What the exercise asks:
Your task is to extract every line from the material below exactly.
+---+
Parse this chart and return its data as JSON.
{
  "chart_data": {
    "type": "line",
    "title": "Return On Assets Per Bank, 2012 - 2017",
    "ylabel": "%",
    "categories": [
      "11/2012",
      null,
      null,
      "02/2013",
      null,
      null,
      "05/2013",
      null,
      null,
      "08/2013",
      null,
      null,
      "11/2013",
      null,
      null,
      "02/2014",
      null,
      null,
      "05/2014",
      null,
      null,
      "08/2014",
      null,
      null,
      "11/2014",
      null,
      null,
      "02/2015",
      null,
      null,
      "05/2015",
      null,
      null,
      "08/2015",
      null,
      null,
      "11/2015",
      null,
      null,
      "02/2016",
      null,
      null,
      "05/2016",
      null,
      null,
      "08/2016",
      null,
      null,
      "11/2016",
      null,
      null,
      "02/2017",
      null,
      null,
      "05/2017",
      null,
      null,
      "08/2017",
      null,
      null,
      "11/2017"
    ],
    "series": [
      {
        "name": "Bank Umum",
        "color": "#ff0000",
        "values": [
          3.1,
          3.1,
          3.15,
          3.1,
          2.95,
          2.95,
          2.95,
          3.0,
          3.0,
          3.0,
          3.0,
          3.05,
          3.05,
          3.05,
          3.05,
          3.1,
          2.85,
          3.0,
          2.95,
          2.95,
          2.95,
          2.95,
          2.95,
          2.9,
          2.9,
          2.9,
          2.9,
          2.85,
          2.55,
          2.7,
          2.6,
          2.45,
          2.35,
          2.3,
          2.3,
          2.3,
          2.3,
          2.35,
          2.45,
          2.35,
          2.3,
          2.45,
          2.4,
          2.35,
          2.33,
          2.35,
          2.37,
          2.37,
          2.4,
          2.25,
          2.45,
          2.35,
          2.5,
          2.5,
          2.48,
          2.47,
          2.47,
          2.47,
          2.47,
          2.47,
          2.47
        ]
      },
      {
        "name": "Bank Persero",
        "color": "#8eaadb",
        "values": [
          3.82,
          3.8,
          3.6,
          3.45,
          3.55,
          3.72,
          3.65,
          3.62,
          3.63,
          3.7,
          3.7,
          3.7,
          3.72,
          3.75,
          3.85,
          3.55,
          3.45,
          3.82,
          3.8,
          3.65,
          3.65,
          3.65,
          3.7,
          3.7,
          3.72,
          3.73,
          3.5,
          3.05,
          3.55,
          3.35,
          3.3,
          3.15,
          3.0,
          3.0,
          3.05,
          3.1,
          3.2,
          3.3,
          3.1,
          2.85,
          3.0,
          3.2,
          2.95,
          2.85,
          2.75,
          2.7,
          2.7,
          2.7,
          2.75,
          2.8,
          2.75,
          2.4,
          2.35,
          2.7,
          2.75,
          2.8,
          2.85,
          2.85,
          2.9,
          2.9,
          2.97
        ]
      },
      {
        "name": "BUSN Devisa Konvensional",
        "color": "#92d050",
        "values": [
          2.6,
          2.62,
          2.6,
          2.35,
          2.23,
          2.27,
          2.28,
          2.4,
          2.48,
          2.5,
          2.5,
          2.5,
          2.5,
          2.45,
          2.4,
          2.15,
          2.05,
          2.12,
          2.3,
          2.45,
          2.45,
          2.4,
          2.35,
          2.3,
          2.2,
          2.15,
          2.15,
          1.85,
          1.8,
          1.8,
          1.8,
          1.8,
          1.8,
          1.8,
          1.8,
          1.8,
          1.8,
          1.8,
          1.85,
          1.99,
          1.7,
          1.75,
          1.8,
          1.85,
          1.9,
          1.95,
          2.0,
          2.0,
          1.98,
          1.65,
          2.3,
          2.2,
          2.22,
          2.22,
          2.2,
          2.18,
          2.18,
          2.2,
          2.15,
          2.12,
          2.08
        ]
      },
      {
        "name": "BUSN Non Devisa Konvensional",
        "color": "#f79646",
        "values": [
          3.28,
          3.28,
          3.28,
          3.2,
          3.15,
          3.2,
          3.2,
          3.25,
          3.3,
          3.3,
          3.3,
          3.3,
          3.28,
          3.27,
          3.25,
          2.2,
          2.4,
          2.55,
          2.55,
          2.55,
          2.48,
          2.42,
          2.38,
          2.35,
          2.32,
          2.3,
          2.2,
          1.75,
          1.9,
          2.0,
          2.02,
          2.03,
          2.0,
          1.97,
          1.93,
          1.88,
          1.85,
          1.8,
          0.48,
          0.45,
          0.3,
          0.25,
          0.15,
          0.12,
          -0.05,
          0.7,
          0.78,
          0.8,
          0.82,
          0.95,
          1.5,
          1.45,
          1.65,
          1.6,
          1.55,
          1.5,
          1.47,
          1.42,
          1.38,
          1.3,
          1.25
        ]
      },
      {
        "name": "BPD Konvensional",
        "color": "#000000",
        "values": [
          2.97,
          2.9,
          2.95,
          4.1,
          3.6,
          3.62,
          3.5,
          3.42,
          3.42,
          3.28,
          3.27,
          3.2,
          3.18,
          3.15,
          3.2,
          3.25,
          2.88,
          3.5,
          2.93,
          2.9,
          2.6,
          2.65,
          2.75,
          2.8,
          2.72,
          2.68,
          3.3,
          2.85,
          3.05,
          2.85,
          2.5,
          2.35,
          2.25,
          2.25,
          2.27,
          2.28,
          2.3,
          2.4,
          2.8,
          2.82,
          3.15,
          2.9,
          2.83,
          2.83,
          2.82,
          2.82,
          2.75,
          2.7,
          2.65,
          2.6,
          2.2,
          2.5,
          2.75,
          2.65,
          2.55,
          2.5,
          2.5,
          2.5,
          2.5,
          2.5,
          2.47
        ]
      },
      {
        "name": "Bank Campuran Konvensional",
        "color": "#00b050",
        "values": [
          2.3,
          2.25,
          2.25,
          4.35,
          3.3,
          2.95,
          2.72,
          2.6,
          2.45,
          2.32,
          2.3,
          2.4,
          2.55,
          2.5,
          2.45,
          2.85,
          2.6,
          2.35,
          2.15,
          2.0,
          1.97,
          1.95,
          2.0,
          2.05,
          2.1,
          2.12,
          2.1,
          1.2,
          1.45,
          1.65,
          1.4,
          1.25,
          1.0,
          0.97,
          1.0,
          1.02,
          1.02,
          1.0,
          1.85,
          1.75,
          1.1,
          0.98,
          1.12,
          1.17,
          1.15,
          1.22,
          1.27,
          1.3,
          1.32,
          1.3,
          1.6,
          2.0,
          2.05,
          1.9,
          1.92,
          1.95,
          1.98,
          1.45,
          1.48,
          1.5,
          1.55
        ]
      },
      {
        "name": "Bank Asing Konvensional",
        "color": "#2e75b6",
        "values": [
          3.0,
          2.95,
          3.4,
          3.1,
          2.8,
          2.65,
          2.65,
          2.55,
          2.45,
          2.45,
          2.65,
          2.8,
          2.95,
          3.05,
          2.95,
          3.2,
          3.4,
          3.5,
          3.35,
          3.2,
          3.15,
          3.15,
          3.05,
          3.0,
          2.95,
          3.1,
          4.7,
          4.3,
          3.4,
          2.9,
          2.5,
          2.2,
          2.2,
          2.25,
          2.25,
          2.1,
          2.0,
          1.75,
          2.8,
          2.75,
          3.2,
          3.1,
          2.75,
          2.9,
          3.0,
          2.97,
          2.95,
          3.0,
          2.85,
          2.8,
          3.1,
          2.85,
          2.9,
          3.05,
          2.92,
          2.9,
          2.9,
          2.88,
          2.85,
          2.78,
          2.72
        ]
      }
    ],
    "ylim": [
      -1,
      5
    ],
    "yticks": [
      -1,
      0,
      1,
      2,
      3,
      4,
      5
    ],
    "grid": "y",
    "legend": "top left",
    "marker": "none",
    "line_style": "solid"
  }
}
+---+
Completed exercise:
Parse this chart and return its data as JSON.
{
  "chart_data": {
    "type": "line",
    "title": "Return On Assets Per Bank, 2012 - 2017",
    "ylabel": "%",
    "categories": [
      "11/2012",
      null,
      null,
      "02/2013",
      null,
      null,
      "05/2013",
      null,
      null,
      "08/2013",
      null,
      null,
      "11/2013",
      null,
      null,
      "02/2014",
      null,
      null,
      "05/2014",
      null,
      null,
      "08/2014",
      null,
      null,
      "11/2014",
      null,
      null,
      "02/2015",
      null,
      null,
      "05/2015",
      null,
      null,
      "08/2015",
      null,
      null,
      "11/2015",
      null,
      null,
      "02/2016",
      null,
      null,
      "05/2016",
      null,
      null,
      "08/2016",
      null,
      null,
      "11/2016",
      null,
      null,
      "02/2017",
      null,
      null,
      "05/2017",
      null,
      null,
      "08/2017",
      null,
      null,
      "11/2017"
    ],
    "series": [
      {
        "name": "Bank Umum",
        "color": "#ff0000",
        "values": [
          3.1,
          3.1,
          3.15,
          3.1,
          2.95,
          2.95,
          2.95,
          3.0,
          3.0,
          3.0,
          3.0,
          3.05,
          3.05,
          3.05,
          3.05,
          3.1,
          2.85,
          3.0,
          2.95,
          2.95,
          2.95,
          2.95,
          2.95,
          2.9,
          2.9,
          2.9,
          2.9,
          2.85,
          2.55,
          2.7,
          2.6,
          2.45,
          2.35,
          2.3,
          2.3,
          2.3,
          2.3,
          2.35,
          2.45,
          2.35,
          2.3,
          2.45,
          2.4,
          2.35,
          2.33,
          2.35,
          2.37,
          2.37,
          2.4,
          2.25,
          2.45,
          2.35,
          2.5,
          2.5,
          2.48,
          2.47,
          2.47,
          2.47,
          2.47,
          2.47,
          2.47
        ]
      },
      {
        "name": "Bank Persero",
        "color": "#8eaadb",
        "values": [
          3.82,
          3.8,
          3.6,
          3.45,
          3.55,
          3.72,
          3.65,
          3.62,
          3.63,
          3.7,
          3.7,
          3.7,
          3.72,
          3.75,
          3.85,
          3.55,
          3.45,
          3.82,
          3.8,
          3.65,
          3.65,
          3.65,
          3.7,
          3.7,
          3.72,
          3.73,
          3.5,
          3.05,
          3.55,
          3.35,
          3.3,
          3.15,
          3.0,
          3.0,
          3.05,
          3.1,
          3.2,
          3.3,
          3.1,
          2.85,
          3.0,
          3.2,
          2.95,
          2.85,
          2.75,
          2.7,
          2.7,
          2.7,
          2.75,
          2.8,
          2.75,
          2.4,
          2.35,
          2.7,
          2.75,
          2.8,
          2.85,
          2.85,
          2.9,
          2.9,
          2.97
        ]
      },
      {
        "name": "BUSN Devisa Konvensional",
        "color": "#92d050",
        "values": [
          2.6,
          2.62,
          2.6,
          2.35,
          2.23,
          2.27,
          2.28,
          2.4,
          2.48,
          2.5,
          2.5,
          2.5,
          2.5,
          2.45,
          2.4,
          2.15,
          2.05,
          2.12,
          2.3,
          2.45,
          2.45,
          2.4,
          2.35,
          2.3,
          2.2,
          2.15,
          2.15,
          1.85,
          1.8,
          1.8,
          1.8,
          1.8,
          1.8,
          1.8,
          1.8,
          1.8,
          1.8,
          1.8,
          1.85,
          1.99,
          1.7,
          1.75,
          1.8,
          1.85,
          1.9,
          1.95,
          2.0,
          2.0,
          1.98,
          1.65,
          2.3,
          2.2,
          2.22,
          2.22,
          2.2,
          2.18,
          2.18,
          2.2,
          2.15,
          2.12,
          2.08
        ]
      },
      {
        "name": "BUSN Non Devisa Konvensional",
        "color": "#f79646",
        "values": [
          3.28,
          3.28,
          3.28,
          3.2,
          3.15,
          3.2,
          3.2,
          3.25,
          3.3,
          3.3,
          3.3,
          3.3,
          3.28,
          3.27,
          3.25,
          2.2,
          2.4,
          2.55,
          2.55,
          2.55,
          2.48,
          2.42,
          2.38,
          2.35,
          2.32,
          2.3,
          2.2,
          1.75,
          1.9,
          2.0,
          2.02,
          2.03,
          2.0,
          1.97,
          1.93,
          1.88,
          1.85,
          1.8,
          0.48,
          0.45,
          0.3,
          0.25,
          0.15,
          0.12,
          -0.05,
          0.7,
          0.78,
          0.8,
          0.82,
          0.95,
          1.5,
          1.45,
          1.65,
          1.6,
          1.55,
          1.5,
          1.47,
          1.42,
          1.38,
          1.3,
          1.25
        ]
      },
      {
        "name": "BPD Konvensional",
        "color": "#000000",
        "values": [
          2.97,
          2.9,
          2.95,
          4.1,
          3.6,
          3.62,
          3.5,
          3.42,
          3.42,
          3.28,
          3.27,
          3.2,
          3.18,
          3.15,
          3.2,
          3.25,
          2.88,
          3.5,
          2.93,
          2.9,
          2.6,
          2.65,
          2.75,
          2.8,
          2.72,
          2.68,
          3.3,
          2.85,
          3.05,
          2.85,
          2.5,
          2.35,
          2.25,
          2.25,
          2.27,
          2.28,
          2.3,
          2.4,
          2.8,
          2.82,
          3.15,
          2.9,
          2.83,
          2.83,
          2.82,
          2.82,
          2.75,
          2.7,
          2.65,
          2.6,
          2.2,
          2.5,
          2.75,
          2.65,
          2.55,
          2.5,
          2.5,
          2.5,
          2.5,
          2.5,
          2.47
        ]
      },
      {
        "name": "Bank Campuran Konvensional",
        "color": "#00b050",
        "values": [
          2.3,
          2.25,
          2.25,
          4.35,
          3.3,
          2.95,
          2.72,
          2.6,
          2.45,
          2.32,
          2.3,
          2.4,
          2.55,
          2.5,
          2.45,
          2.85,
          2.6,
          2.35,
          2.15,
          2.0,
          1.97,
          1.95,
          2.0,
          2.05,
          2.1,
          2.12,
          2.1,
          1.2,
          1.45,
          1.65,
          1.4,
          1.25,
          1.0,
          0.97,
          1.0,
          1.02,
          1.02,
          1.0,
          1.85,
          1.75,
          1.1,
          0.98,
          1.12,
          1.17,
          1.15,
          1.22,
          1.27,
          1.3,
          1.32,
          1.3,
          1.6,
          2.0,
          2.05,
          1.9,
          1.92,
          1.95,
          1.98,
          1.45,
          1.48,
          1.5,
          1.55
        ]
      },
      {
        "name": "Bank Asing Konvensional",
        "color": "#2e75b6",
        "values": [
          3.0,
          2.95,
          3.4,
          3.1,
          2.8,
          2.65,
          2.65,
          2.55,
          2.45,
          2.45,
          2.65,
          2.8,
          2.95,
          3.05,
          2.95,
          3.2,
          3.4,
          3.5,
          3.35,
          3.2,
          3.15,
          3.15,
          3.05,
          3.0,
          2.95,
          3.1,
          4.7,
          4.3,
          3.4,
          2.9,
          2.5,
          2.2,
          2.2,
          2.25,
          2.25,
          2.1,
          2.0,
          1.75,
          2.8,
          2.75,
          3.2,
          3.1,
          2.75,
          2.9,
          3.0,
          2.97,
          2.95,
          3.0,
          2.85,
          2.8,
          3.1,
          2.85,
          2.9,
          3.05,
          2.92,
          2.9,
          2.9,
          2.88,
          2.85,
          2.78,
          2.72
        ]
      }
    ],
    "ylim": [
      -1,
      5
    ],
    "yticks": [
      -1,
      0,
      1,
      2,
      3,
      4,
      5
    ],
    "grid": "y",
    "legend": "top left",
    "marker": "none",
    "line_style": "solid"
  }
}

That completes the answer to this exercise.